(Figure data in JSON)
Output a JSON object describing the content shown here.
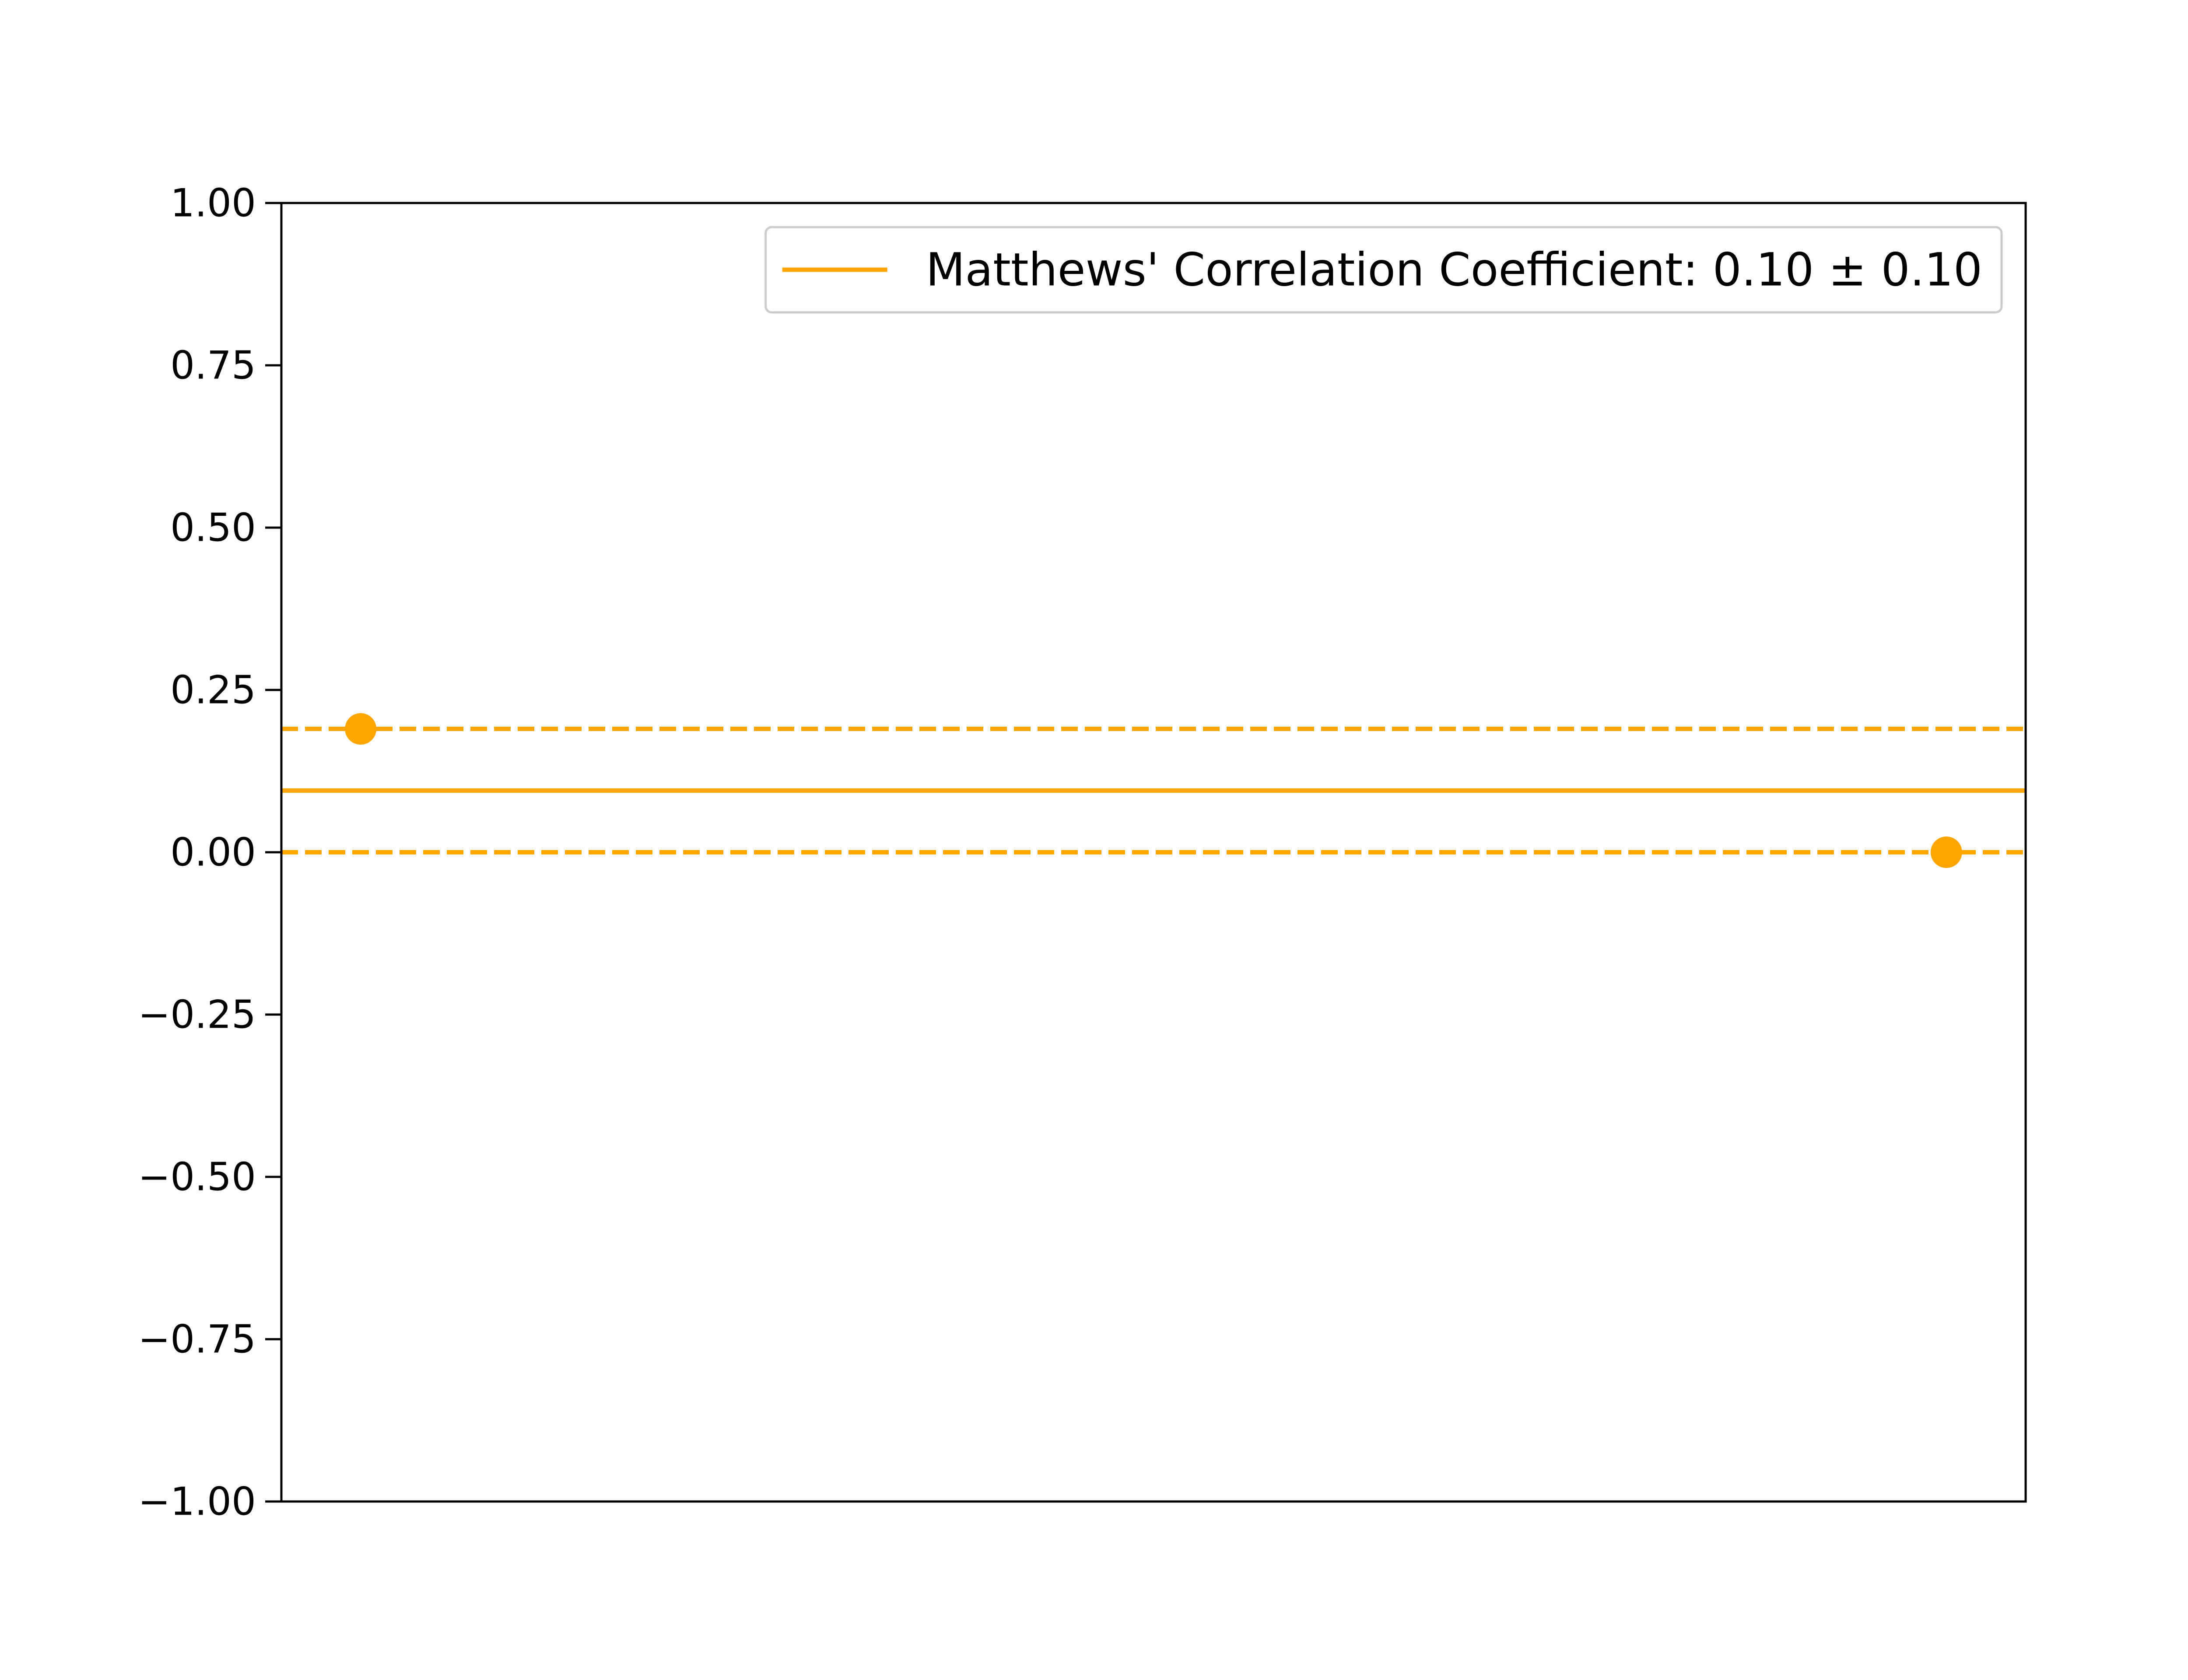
{
  "chart_data": {
    "type": "scatter",
    "title": "",
    "xlabel": "",
    "ylabel": "",
    "x_ticks_visible": false,
    "xlim": [
      -0.05,
      1.05
    ],
    "ylim": [
      -1.0,
      1.0
    ],
    "yticks": [
      1.0,
      0.75,
      0.5,
      0.25,
      0.0,
      -0.25,
      -0.5,
      -0.75,
      -1.0
    ],
    "ytick_labels": [
      "1.00",
      "0.75",
      "0.50",
      "0.25",
      "0.00",
      "−0.25",
      "−0.50",
      "−0.75",
      "−1.00"
    ],
    "grid": false,
    "legend_position": "top-right",
    "color": "#FFA500",
    "points": [
      {
        "x": 0,
        "y": 0.19
      },
      {
        "x": 1,
        "y": 0.0
      }
    ],
    "mean_line": {
      "y": 0.095,
      "style": "solid"
    },
    "bound_lines": [
      {
        "y": 0.19,
        "style": "dashed"
      },
      {
        "y": 0.0,
        "style": "dashed"
      }
    ],
    "legend": {
      "label": "Matthews' Correlation Coefficient: 0.10 ± 0.10"
    }
  }
}
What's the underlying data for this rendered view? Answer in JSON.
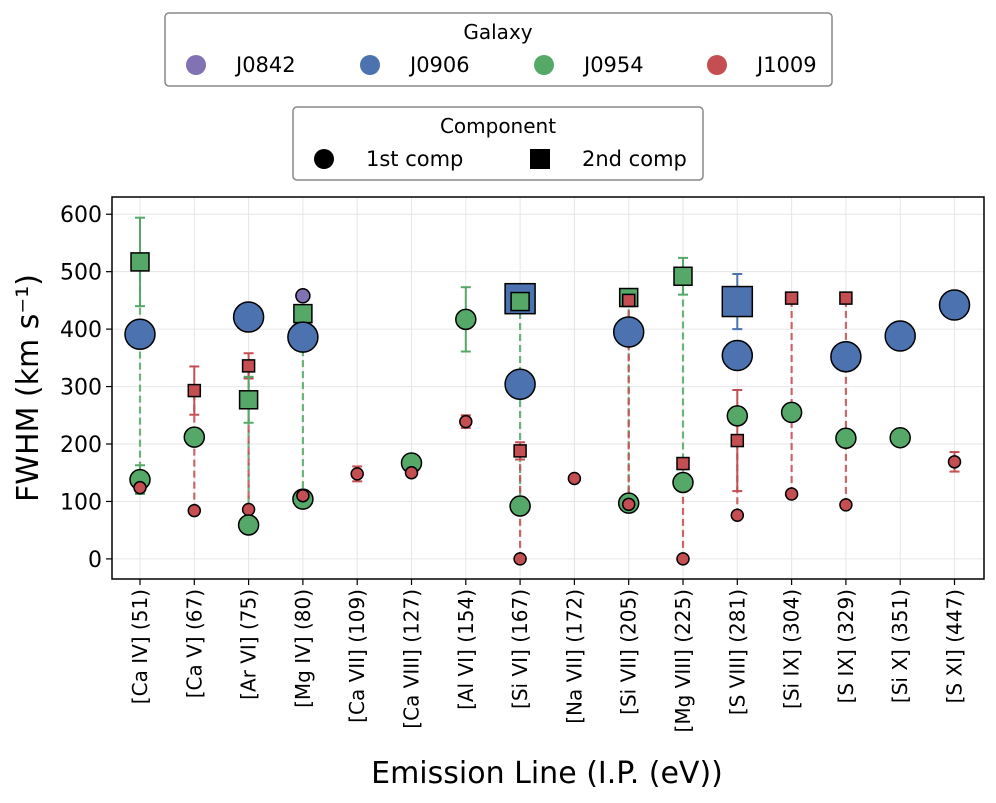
{
  "chart_data": {
    "type": "scatter",
    "xlabel": "Emission Line (I.P. (eV))",
    "ylabel": "FWHM (km s⁻¹)",
    "ylim": [
      -35,
      630
    ],
    "yticks": [
      0,
      100,
      200,
      300,
      400,
      500,
      600
    ],
    "grid": true,
    "categories": [
      "[Ca IV] (51)",
      "[Ca V] (67)",
      "[Ar VI] (75)",
      "[Mg IV] (80)",
      "[Ca VII] (109)",
      "[Ca VIII] (127)",
      "[Al VI] (154)",
      "[Si VI] (167)",
      "[Na VII] (172)",
      "[Si VII] (205)",
      "[Mg VIII] (225)",
      "[S VIII] (281)",
      "[Si IX] (304)",
      "[S IX] (329)",
      "[Si X] (351)",
      "[S XI] (447)"
    ],
    "galaxy_legend": {
      "title": "Galaxy",
      "entries": [
        {
          "name": "J0842",
          "color": "#8172b3"
        },
        {
          "name": "J0906",
          "color": "#4c72b0"
        },
        {
          "name": "J0954",
          "color": "#55a868"
        },
        {
          "name": "J1009",
          "color": "#c44e52"
        }
      ]
    },
    "component_legend": {
      "title": "Component",
      "entries": [
        {
          "name": "1st comp",
          "marker": "circle"
        },
        {
          "name": "2nd comp",
          "marker": "square"
        }
      ]
    },
    "connections": [
      {
        "line": 0,
        "galaxy": "J0954",
        "y1": 138,
        "y2": 517
      },
      {
        "line": 1,
        "galaxy": "J1009",
        "y1": 84,
        "y2": 293
      },
      {
        "line": 2,
        "galaxy": "J0954",
        "y1": 59,
        "y2": 277
      },
      {
        "line": 2,
        "galaxy": "J1009",
        "y1": 86,
        "y2": 336
      },
      {
        "line": 3,
        "galaxy": "J0954",
        "y1": 104,
        "y2": 427
      },
      {
        "line": 7,
        "galaxy": "J0954",
        "y1": 92,
        "y2": 448
      },
      {
        "line": 7,
        "galaxy": "J1009",
        "y1": 0,
        "y2": 188
      },
      {
        "line": 9,
        "galaxy": "J0954",
        "y1": 97,
        "y2": 455
      },
      {
        "line": 9,
        "galaxy": "J1009",
        "y1": 95,
        "y2": 450
      },
      {
        "line": 10,
        "galaxy": "J0954",
        "y1": 133,
        "y2": 492
      },
      {
        "line": 10,
        "galaxy": "J1009",
        "y1": 0,
        "y2": 166
      },
      {
        "line": 11,
        "galaxy": "J1009",
        "y1": 76,
        "y2": 206
      },
      {
        "line": 12,
        "galaxy": "J1009",
        "y1": 113,
        "y2": 454
      },
      {
        "line": 13,
        "galaxy": "J1009",
        "y1": 94,
        "y2": 454
      }
    ],
    "points": [
      {
        "line": 0,
        "galaxy": "J0954",
        "comp": 2,
        "value": 517,
        "err": 77
      },
      {
        "line": 0,
        "galaxy": "J0906",
        "comp": 1,
        "value": 391,
        "err": 0
      },
      {
        "line": 0,
        "galaxy": "J0954",
        "comp": 1,
        "value": 138,
        "err": 25
      },
      {
        "line": 0,
        "galaxy": "J1009",
        "comp": 1,
        "value": 124,
        "err": 0
      },
      {
        "line": 1,
        "galaxy": "J1009",
        "comp": 2,
        "value": 293,
        "err": 42
      },
      {
        "line": 1,
        "galaxy": "J0954",
        "comp": 1,
        "value": 212,
        "err": 0
      },
      {
        "line": 1,
        "galaxy": "J1009",
        "comp": 1,
        "value": 84,
        "err": 0
      },
      {
        "line": 2,
        "galaxy": "J0906",
        "comp": 1,
        "value": 421,
        "err": 0
      },
      {
        "line": 2,
        "galaxy": "J1009",
        "comp": 2,
        "value": 336,
        "err": 22
      },
      {
        "line": 2,
        "galaxy": "J0954",
        "comp": 2,
        "value": 277,
        "err": 40
      },
      {
        "line": 2,
        "galaxy": "J1009",
        "comp": 1,
        "value": 86,
        "err": 0
      },
      {
        "line": 2,
        "galaxy": "J0954",
        "comp": 1,
        "value": 59,
        "err": 0
      },
      {
        "line": 3,
        "galaxy": "J0842",
        "comp": 1,
        "value": 458,
        "err": 0
      },
      {
        "line": 3,
        "galaxy": "J0954",
        "comp": 2,
        "value": 427,
        "err": 0
      },
      {
        "line": 3,
        "galaxy": "J0906",
        "comp": 1,
        "value": 386,
        "err": 0
      },
      {
        "line": 3,
        "galaxy": "J0954",
        "comp": 1,
        "value": 104,
        "err": 0
      },
      {
        "line": 3,
        "galaxy": "J1009",
        "comp": 1,
        "value": 110,
        "err": 0
      },
      {
        "line": 4,
        "galaxy": "J1009",
        "comp": 1,
        "value": 148,
        "err": 13
      },
      {
        "line": 5,
        "galaxy": "J0954",
        "comp": 1,
        "value": 167,
        "err": 0
      },
      {
        "line": 5,
        "galaxy": "J1009",
        "comp": 1,
        "value": 150,
        "err": 0
      },
      {
        "line": 6,
        "galaxy": "J0954",
        "comp": 1,
        "value": 417,
        "err": 56
      },
      {
        "line": 6,
        "galaxy": "J1009",
        "comp": 1,
        "value": 239,
        "err": 11
      },
      {
        "line": 7,
        "galaxy": "J0906",
        "comp": 2,
        "value": 453,
        "err": 0
      },
      {
        "line": 7,
        "galaxy": "J0954",
        "comp": 2,
        "value": 448,
        "err": 0
      },
      {
        "line": 7,
        "galaxy": "J0906",
        "comp": 1,
        "value": 304,
        "err": 0
      },
      {
        "line": 7,
        "galaxy": "J1009",
        "comp": 2,
        "value": 188,
        "err": 15
      },
      {
        "line": 7,
        "galaxy": "J0954",
        "comp": 1,
        "value": 92,
        "err": 0
      },
      {
        "line": 7,
        "galaxy": "J1009",
        "comp": 1,
        "value": 0,
        "err": 0
      },
      {
        "line": 8,
        "galaxy": "J1009",
        "comp": 1,
        "value": 140,
        "err": 0
      },
      {
        "line": 9,
        "galaxy": "J0954",
        "comp": 2,
        "value": 455,
        "err": 0
      },
      {
        "line": 9,
        "galaxy": "J1009",
        "comp": 2,
        "value": 450,
        "err": 0
      },
      {
        "line": 9,
        "galaxy": "J0906",
        "comp": 1,
        "value": 395,
        "err": 0
      },
      {
        "line": 9,
        "galaxy": "J0954",
        "comp": 1,
        "value": 97,
        "err": 0
      },
      {
        "line": 9,
        "galaxy": "J1009",
        "comp": 1,
        "value": 95,
        "err": 0
      },
      {
        "line": 10,
        "galaxy": "J0954",
        "comp": 2,
        "value": 492,
        "err": 32
      },
      {
        "line": 10,
        "galaxy": "J1009",
        "comp": 2,
        "value": 166,
        "err": 0
      },
      {
        "line": 10,
        "galaxy": "J0954",
        "comp": 1,
        "value": 133,
        "err": 0
      },
      {
        "line": 10,
        "galaxy": "J1009",
        "comp": 1,
        "value": 0,
        "err": 0
      },
      {
        "line": 11,
        "galaxy": "J0906",
        "comp": 2,
        "value": 448,
        "err": 48
      },
      {
        "line": 11,
        "galaxy": "J0906",
        "comp": 1,
        "value": 354,
        "err": 0
      },
      {
        "line": 11,
        "galaxy": "J0954",
        "comp": 1,
        "value": 249,
        "err": 0
      },
      {
        "line": 11,
        "galaxy": "J1009",
        "comp": 2,
        "value": 206,
        "err": 88
      },
      {
        "line": 11,
        "galaxy": "J1009",
        "comp": 1,
        "value": 76,
        "err": 0
      },
      {
        "line": 12,
        "galaxy": "J1009",
        "comp": 2,
        "value": 454,
        "err": 0
      },
      {
        "line": 12,
        "galaxy": "J0954",
        "comp": 1,
        "value": 255,
        "err": 0
      },
      {
        "line": 12,
        "galaxy": "J1009",
        "comp": 1,
        "value": 113,
        "err": 0
      },
      {
        "line": 13,
        "galaxy": "J1009",
        "comp": 2,
        "value": 454,
        "err": 0
      },
      {
        "line": 13,
        "galaxy": "J0906",
        "comp": 1,
        "value": 352,
        "err": 0
      },
      {
        "line": 13,
        "galaxy": "J0954",
        "comp": 1,
        "value": 210,
        "err": 0
      },
      {
        "line": 13,
        "galaxy": "J1009",
        "comp": 1,
        "value": 94,
        "err": 0
      },
      {
        "line": 14,
        "galaxy": "J0906",
        "comp": 1,
        "value": 388,
        "err": 0
      },
      {
        "line": 14,
        "galaxy": "J0954",
        "comp": 1,
        "value": 211,
        "err": 0
      },
      {
        "line": 15,
        "galaxy": "J0906",
        "comp": 1,
        "value": 442,
        "err": 0
      },
      {
        "line": 15,
        "galaxy": "J1009",
        "comp": 1,
        "value": 169,
        "err": 17
      }
    ]
  }
}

# Task to complete
Give the number of lines in the material above that have the word "color" in them, and nothing more.

# Solution for this exercise
5